*GIVEN TEXT:*
▬▬▬▬▬▬▬▬▬▬

Each star moves under the gravitational force exerted by the other star. Suppose they rotate with constant angular speed \omega in the same sense. Gravitational force provides
necessary centripetal acceleration to keep the stars in their respective orbits of revolution.

\mathrm{ \Rightarrow F_{g_1}=F_{c p_1}=m_1 r_1 \omega^2 \text { and } F_{g_2}=F_{c_2}=m_2 r_2 \omega^2 }

\mathrm{ F_{g_1}=F_{g_2}=G \frac{m_1 m_2}{R^2} \Rightarrow m_1 r_1 \omega^2=m_2 r_2 \omega^2 }

\mathrm{ \Rightarrow m_1 r_1=m_2 r_2}

That means, the system rotates about its C.M., O.

▬▬▬▬▬▬▬▬▬▬

*AIM:* Using the binary-star derivation, explain why m1 r1 = m2 r2 holds.

*SOURCE DATA:*

▬▬▬▬▬▬▬▬▬▬

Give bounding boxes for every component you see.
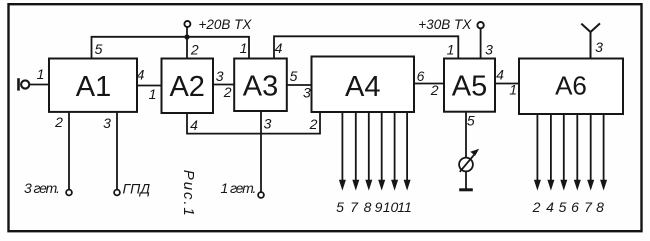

▬▬▬▬▬▬▬▬▬▬

*OUTPUT:* Gravity supplies each star's centripetal force, so F_g1 = m1 r1 ω² and F_g2 = m2 r2 ω². Both gravitational forces equal G m1 m2 / R², so m1 r1 ω² = m2 r2 ω². Because the two stars share the same angular speed ω, the ω² cancels, leaving m1 r1 = m2 r2.